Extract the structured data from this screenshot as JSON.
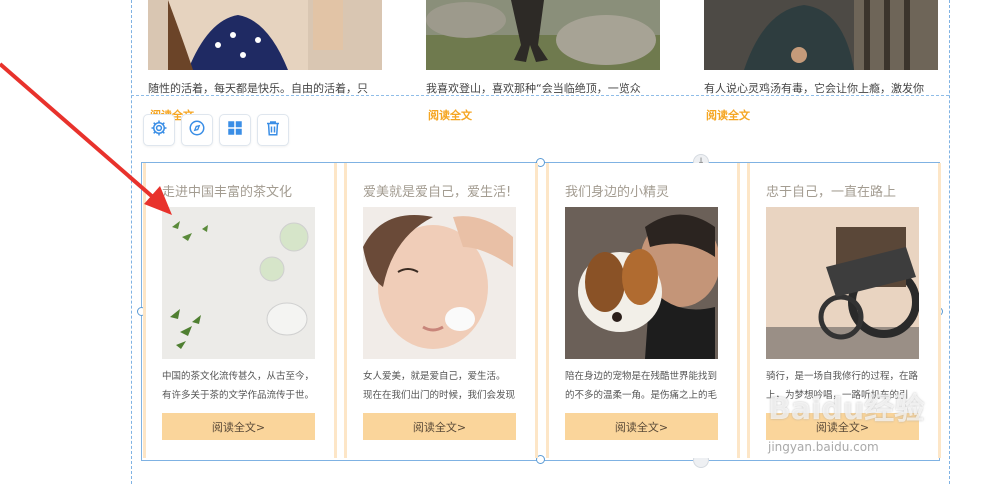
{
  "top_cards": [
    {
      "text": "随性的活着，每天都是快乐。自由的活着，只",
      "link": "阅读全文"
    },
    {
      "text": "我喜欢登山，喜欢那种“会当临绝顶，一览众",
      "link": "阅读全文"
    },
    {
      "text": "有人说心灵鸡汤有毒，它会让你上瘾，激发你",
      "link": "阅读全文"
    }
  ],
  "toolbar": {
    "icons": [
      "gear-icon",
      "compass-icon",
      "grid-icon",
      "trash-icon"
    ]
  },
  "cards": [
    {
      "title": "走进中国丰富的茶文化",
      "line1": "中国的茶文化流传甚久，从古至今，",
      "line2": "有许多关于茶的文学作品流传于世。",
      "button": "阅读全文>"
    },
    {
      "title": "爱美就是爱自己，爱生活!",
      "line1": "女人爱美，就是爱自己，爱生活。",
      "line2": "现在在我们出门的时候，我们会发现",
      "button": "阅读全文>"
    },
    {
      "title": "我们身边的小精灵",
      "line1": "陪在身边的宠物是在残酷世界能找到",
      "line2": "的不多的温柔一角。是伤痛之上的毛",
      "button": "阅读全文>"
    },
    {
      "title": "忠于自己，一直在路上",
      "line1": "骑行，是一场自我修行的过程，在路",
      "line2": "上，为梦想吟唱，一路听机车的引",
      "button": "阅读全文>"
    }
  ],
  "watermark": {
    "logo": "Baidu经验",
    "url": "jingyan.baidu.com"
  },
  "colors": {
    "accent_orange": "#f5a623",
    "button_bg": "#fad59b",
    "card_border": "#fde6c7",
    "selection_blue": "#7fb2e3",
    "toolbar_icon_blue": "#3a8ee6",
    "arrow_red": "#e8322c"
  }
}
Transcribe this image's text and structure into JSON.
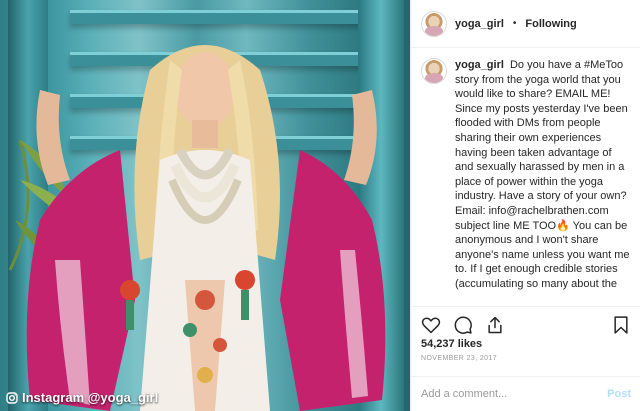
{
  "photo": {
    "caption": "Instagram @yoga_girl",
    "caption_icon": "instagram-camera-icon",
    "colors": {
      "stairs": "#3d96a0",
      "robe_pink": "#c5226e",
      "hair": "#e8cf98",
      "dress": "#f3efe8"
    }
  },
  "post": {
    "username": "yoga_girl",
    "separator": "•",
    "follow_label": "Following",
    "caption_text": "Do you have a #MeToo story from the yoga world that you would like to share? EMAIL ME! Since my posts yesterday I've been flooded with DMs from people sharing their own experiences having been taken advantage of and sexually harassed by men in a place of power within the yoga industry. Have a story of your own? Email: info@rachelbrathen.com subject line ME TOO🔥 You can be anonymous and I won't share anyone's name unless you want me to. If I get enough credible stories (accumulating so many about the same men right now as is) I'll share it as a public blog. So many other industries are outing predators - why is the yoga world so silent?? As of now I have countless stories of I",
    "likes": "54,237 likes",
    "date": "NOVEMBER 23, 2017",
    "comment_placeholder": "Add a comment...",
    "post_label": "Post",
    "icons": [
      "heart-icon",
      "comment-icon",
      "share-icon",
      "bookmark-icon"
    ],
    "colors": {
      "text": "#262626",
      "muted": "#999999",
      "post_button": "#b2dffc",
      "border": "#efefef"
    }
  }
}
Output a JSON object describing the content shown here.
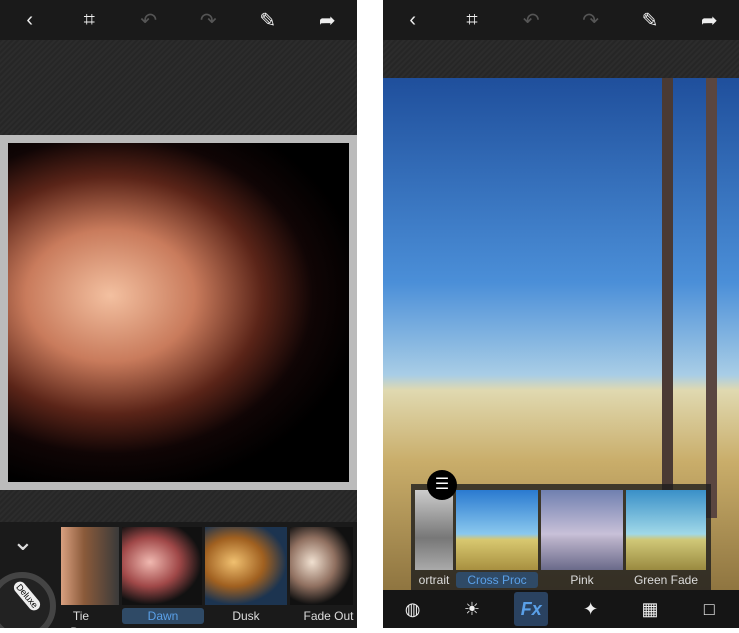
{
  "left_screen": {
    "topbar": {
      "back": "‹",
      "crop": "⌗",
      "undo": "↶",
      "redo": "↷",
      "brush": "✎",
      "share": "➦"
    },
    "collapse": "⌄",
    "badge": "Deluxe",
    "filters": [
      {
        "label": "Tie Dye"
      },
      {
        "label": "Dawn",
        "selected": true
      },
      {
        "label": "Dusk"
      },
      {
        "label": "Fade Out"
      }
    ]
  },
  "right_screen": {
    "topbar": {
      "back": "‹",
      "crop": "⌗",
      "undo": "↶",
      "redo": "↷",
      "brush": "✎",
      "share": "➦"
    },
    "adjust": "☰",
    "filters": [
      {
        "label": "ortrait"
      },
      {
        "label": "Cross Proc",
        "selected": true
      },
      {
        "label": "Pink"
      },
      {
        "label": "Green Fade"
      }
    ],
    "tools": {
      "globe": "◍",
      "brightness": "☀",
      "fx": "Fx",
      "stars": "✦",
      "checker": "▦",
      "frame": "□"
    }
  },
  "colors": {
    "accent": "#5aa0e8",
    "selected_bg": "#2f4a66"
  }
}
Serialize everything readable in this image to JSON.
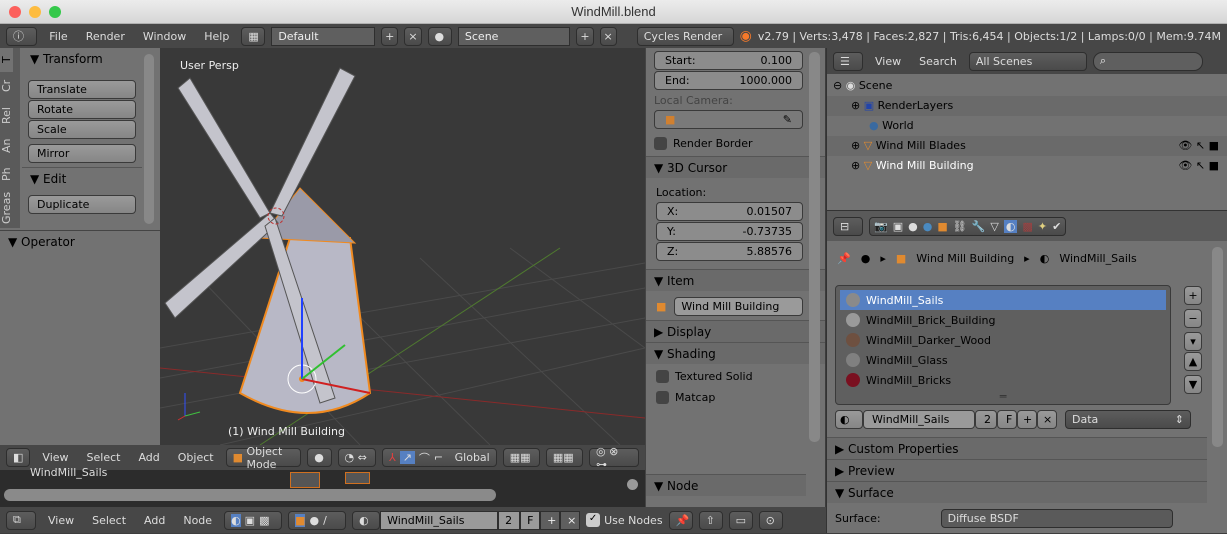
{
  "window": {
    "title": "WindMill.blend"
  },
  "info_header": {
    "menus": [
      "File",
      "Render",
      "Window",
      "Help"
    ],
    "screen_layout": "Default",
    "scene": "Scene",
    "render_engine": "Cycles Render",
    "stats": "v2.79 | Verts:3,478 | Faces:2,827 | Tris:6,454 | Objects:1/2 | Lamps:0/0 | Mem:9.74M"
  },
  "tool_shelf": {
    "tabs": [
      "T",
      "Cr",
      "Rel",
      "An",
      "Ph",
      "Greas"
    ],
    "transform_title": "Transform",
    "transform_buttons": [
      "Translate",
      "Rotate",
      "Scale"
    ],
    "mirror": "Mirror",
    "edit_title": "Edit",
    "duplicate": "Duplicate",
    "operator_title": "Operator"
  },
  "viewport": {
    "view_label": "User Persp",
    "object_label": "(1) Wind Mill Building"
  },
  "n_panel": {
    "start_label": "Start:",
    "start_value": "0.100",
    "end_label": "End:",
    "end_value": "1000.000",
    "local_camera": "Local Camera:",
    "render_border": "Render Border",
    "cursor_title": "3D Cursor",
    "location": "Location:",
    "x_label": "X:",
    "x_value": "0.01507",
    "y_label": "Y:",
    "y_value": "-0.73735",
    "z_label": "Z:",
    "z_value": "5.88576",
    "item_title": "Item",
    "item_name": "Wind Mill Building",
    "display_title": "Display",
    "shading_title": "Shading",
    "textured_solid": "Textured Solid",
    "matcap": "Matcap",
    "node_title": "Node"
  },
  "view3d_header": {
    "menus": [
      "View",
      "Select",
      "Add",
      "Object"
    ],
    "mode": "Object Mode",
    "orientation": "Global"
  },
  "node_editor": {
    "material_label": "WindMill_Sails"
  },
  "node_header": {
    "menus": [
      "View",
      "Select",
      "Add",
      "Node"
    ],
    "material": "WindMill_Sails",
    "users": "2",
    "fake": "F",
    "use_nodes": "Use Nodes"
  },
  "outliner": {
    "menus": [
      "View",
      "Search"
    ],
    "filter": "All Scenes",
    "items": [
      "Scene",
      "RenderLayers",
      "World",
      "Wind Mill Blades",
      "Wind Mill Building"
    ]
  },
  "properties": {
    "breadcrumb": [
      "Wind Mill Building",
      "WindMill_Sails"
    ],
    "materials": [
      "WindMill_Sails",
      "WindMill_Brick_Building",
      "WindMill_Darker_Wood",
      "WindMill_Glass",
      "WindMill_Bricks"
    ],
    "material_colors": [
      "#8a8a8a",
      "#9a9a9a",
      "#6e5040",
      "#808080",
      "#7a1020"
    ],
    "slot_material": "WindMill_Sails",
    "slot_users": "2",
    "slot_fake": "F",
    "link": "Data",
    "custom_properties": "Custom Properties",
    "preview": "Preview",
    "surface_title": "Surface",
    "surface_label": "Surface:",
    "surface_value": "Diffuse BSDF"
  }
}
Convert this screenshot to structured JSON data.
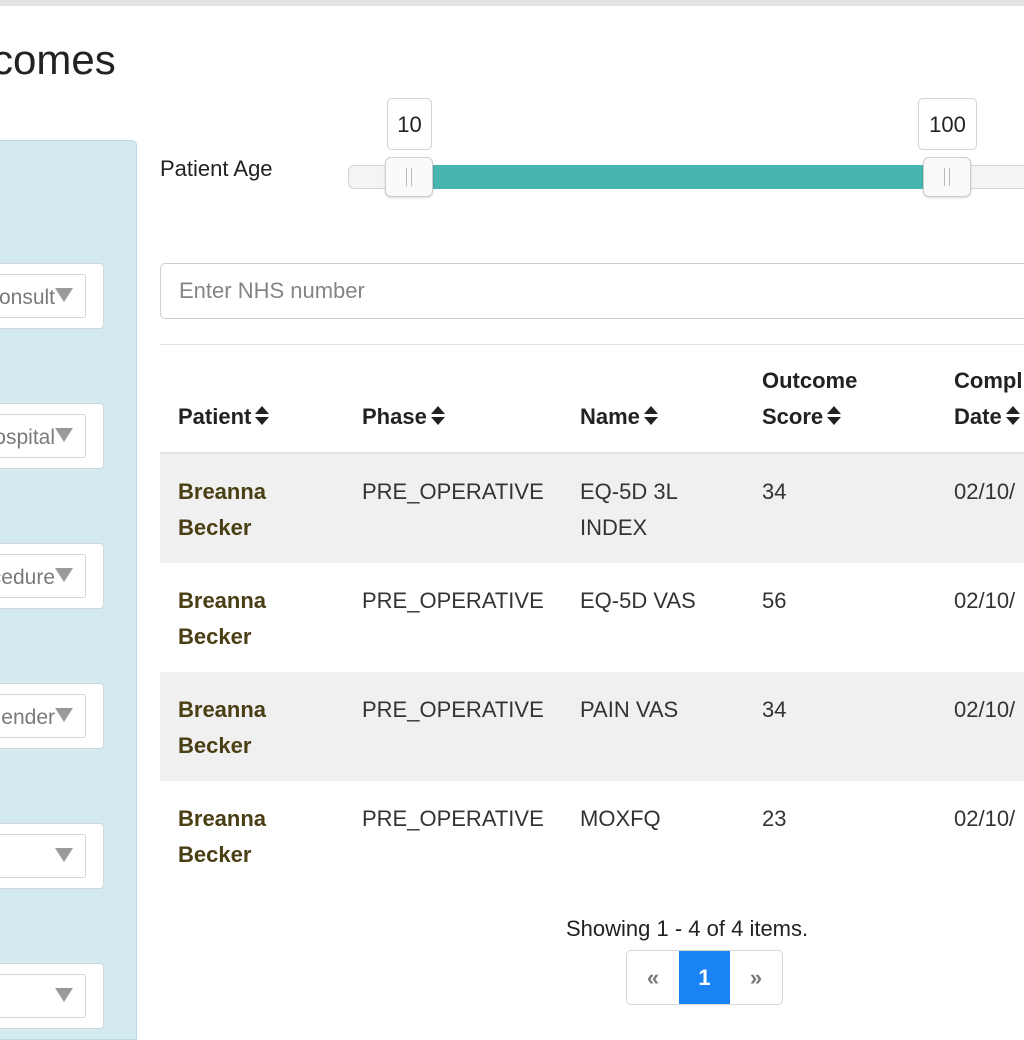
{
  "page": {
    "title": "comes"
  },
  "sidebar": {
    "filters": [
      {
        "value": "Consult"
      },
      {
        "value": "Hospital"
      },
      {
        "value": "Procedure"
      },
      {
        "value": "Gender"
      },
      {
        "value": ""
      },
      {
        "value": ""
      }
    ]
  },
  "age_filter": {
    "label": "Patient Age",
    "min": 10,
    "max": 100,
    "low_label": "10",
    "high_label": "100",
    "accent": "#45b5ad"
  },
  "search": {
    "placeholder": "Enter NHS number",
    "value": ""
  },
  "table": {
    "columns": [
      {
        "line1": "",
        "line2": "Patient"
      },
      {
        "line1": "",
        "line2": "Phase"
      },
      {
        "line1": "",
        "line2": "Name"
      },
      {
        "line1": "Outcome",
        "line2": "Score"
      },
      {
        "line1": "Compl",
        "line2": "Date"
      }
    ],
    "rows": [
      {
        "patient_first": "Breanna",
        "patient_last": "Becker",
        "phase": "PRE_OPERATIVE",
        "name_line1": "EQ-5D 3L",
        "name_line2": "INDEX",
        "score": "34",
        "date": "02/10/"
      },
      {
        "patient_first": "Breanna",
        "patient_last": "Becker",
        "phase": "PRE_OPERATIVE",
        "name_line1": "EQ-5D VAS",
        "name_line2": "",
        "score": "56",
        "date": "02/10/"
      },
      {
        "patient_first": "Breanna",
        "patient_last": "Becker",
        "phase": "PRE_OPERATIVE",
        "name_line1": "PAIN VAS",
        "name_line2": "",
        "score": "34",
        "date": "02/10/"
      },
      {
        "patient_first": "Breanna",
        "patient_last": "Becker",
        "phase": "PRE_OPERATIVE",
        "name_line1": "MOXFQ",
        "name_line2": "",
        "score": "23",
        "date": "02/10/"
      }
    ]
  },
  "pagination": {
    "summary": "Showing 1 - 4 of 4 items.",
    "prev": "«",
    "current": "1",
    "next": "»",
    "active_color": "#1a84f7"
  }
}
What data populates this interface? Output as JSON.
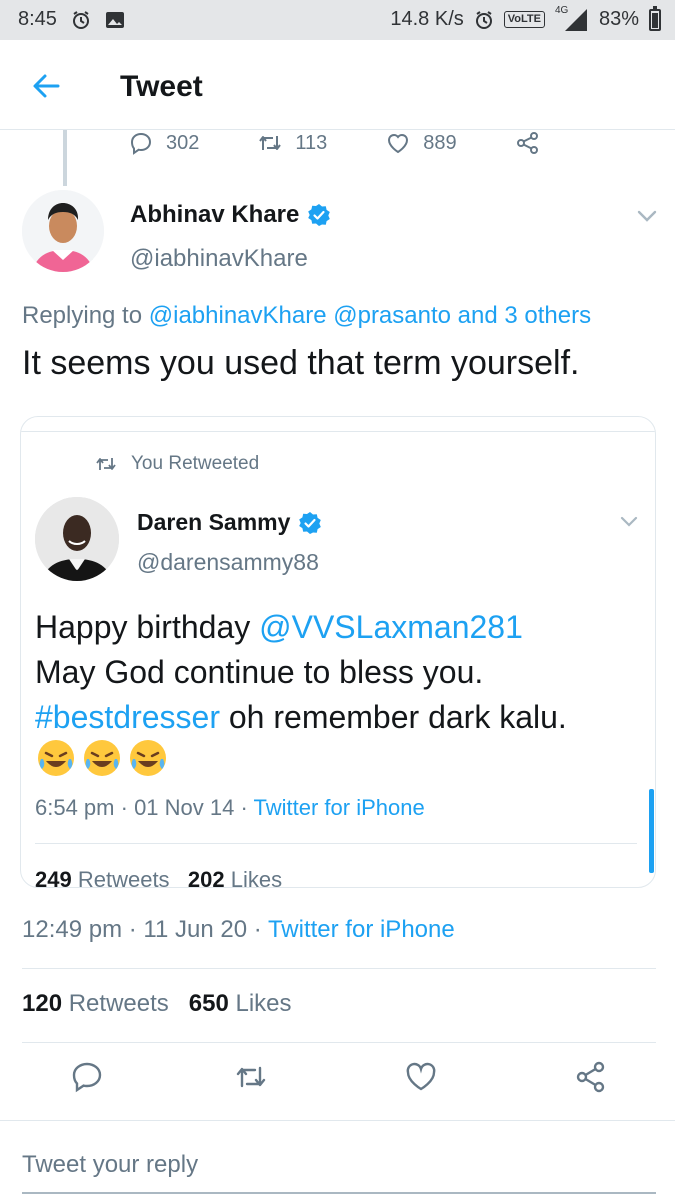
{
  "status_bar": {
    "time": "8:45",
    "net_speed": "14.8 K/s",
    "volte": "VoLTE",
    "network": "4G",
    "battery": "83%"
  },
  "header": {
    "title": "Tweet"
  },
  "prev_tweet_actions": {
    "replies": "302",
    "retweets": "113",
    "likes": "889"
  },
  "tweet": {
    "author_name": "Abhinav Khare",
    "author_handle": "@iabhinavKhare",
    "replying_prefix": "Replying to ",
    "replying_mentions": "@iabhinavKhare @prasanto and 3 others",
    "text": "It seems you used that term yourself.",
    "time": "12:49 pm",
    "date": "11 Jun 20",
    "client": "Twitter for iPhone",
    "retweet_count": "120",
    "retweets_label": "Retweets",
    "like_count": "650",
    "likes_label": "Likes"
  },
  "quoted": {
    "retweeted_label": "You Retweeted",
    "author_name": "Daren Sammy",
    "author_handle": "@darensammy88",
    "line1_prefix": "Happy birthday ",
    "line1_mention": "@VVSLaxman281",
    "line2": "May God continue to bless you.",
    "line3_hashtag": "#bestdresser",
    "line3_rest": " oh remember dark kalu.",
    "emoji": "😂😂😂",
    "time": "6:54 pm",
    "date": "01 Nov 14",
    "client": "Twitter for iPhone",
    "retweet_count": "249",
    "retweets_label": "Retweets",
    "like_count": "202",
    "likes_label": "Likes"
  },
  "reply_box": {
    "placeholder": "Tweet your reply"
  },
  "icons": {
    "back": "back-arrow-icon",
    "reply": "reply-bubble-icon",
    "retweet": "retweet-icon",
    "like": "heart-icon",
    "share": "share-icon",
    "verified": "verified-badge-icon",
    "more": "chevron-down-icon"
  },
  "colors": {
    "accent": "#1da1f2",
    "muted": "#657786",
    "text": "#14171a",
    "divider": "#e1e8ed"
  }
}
____
## Set exercise
In the lines above, locate the string "this". Copy every line where it occurs.

## Exercise answer
Extract the structured data from this screenshot as JSON.
Transcribe this image's text and structure into JSON.
Serialize everything readable in this image to JSON.
Convert this screenshot to structured JSON data.
What data populates this interface? Output as JSON.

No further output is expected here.